(begin)
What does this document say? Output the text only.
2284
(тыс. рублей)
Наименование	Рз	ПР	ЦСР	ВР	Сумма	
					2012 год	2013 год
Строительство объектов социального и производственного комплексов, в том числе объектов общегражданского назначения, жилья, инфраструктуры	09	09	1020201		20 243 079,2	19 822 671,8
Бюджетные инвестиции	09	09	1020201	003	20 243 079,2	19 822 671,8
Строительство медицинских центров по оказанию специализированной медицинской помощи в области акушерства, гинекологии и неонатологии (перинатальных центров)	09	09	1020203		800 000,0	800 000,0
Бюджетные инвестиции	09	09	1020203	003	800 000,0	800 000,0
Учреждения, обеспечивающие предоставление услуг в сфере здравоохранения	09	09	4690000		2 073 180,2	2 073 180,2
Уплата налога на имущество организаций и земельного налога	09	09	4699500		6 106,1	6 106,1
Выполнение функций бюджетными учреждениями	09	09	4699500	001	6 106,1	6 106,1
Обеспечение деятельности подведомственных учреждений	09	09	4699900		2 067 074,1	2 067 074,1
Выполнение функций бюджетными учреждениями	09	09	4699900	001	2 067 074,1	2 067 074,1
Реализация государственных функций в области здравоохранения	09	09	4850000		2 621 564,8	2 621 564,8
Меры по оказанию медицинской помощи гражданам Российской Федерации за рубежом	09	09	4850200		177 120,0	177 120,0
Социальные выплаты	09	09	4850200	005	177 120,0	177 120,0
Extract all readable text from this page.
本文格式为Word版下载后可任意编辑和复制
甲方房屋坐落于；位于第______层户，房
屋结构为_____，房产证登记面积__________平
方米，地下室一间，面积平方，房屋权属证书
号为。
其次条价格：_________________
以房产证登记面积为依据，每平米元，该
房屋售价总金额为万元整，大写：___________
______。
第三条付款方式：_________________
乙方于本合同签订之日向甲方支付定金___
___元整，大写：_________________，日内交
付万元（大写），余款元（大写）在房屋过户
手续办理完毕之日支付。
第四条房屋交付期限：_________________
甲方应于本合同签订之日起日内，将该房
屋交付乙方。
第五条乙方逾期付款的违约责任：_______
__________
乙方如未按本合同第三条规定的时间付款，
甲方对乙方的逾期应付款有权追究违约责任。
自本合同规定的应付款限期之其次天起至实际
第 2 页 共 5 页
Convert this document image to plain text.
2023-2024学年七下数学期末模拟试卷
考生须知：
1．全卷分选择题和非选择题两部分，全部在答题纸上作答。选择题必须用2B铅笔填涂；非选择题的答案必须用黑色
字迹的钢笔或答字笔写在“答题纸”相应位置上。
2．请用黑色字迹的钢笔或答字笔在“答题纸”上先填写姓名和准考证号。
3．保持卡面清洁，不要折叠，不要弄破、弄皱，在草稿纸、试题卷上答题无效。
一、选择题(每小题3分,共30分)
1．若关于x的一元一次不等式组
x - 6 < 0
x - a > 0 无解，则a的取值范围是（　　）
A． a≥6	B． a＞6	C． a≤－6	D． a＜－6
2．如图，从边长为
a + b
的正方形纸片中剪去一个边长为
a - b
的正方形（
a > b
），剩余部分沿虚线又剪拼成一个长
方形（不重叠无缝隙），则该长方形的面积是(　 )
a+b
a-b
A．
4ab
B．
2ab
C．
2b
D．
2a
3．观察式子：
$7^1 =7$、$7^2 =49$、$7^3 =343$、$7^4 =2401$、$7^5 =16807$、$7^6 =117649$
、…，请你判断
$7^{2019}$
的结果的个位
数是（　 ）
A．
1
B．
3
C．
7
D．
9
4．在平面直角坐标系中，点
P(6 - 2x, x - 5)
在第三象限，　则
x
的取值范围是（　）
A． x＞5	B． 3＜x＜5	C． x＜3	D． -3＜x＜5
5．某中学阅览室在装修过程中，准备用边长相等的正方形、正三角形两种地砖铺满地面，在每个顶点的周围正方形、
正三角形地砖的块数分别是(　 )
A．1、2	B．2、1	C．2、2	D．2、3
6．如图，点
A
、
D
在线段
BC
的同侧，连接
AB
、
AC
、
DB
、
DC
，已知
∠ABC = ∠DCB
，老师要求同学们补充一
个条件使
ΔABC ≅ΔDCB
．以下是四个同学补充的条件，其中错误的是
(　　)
(end)
• TASK DETAILS:
Find the line that contains "Convert this document image to plain text.". Repeat it and every line after it, exactly as written, up to and including the last line of the records above.

• EXERCISE RESPONSE:
Convert this document image to plain text.
2023-2024学年七下数学期末模拟试卷
考生须知：
1．全卷分选择题和非选择题两部分，全部在答题纸上作答。选择题必须用2B铅笔填涂；非选择题的答案必须用黑色
字迹的钢笔或答字笔写在“答题纸”相应位置上。
2．请用黑色字迹的钢笔或答字笔在“答题纸”上先填写姓名和准考证号。
3．保持卡面清洁，不要折叠，不要弄破、弄皱，在草稿纸、试题卷上答题无效。
一、选择题(每小题3分,共30分)
1．若关于x的一元一次不等式组
x - 6 < 0
x - a > 0 无解，则a的取值范围是（　　）
A． a≥6	B． a＞6	C． a≤－6	D． a＜－6
2．如图，从边长为
a + b
的正方形纸片中剪去一个边长为
a - b
的正方形（
a > b
），剩余部分沿虚线又剪拼成一个长
方形（不重叠无缝隙），则该长方形的面积是(　 )
a+b
a-b
A．
4ab
B．
2ab
C．
2b
D．
2a
3．观察式子：
$7^1 =7$、$7^2 =49$、$7^3 =343$、$7^4 =2401$、$7^5 =16807$、$7^6 =117649$
、…，请你判断
$7^{2019}$
的结果的个位
数是（　 ）
A．
1
B．
3
C．
7
D．
9
4．在平面直角坐标系中，点
P(6 - 2x, x - 5)
在第三象限，　则
x
的取值范围是（　）
A． x＞5	B． 3＜x＜5	C． x＜3	D． -3＜x＜5
5．某中学阅览室在装修过程中，准备用边长相等的正方形、正三角形两种地砖铺满地面，在每个顶点的周围正方形、
正三角形地砖的块数分别是(　 )
A．1、2	B．2、1	C．2、2	D．2、3
6．如图，点
A
、
D
在线段
BC
的同侧，连接
AB
、
AC
、
DB
、
DC
，已知
∠ABC = ∠DCB
，老师要求同学们补充一
个条件使
ΔABC ≅ΔDCB
．以下是四个同学补充的条件，其中错误的是
(　　)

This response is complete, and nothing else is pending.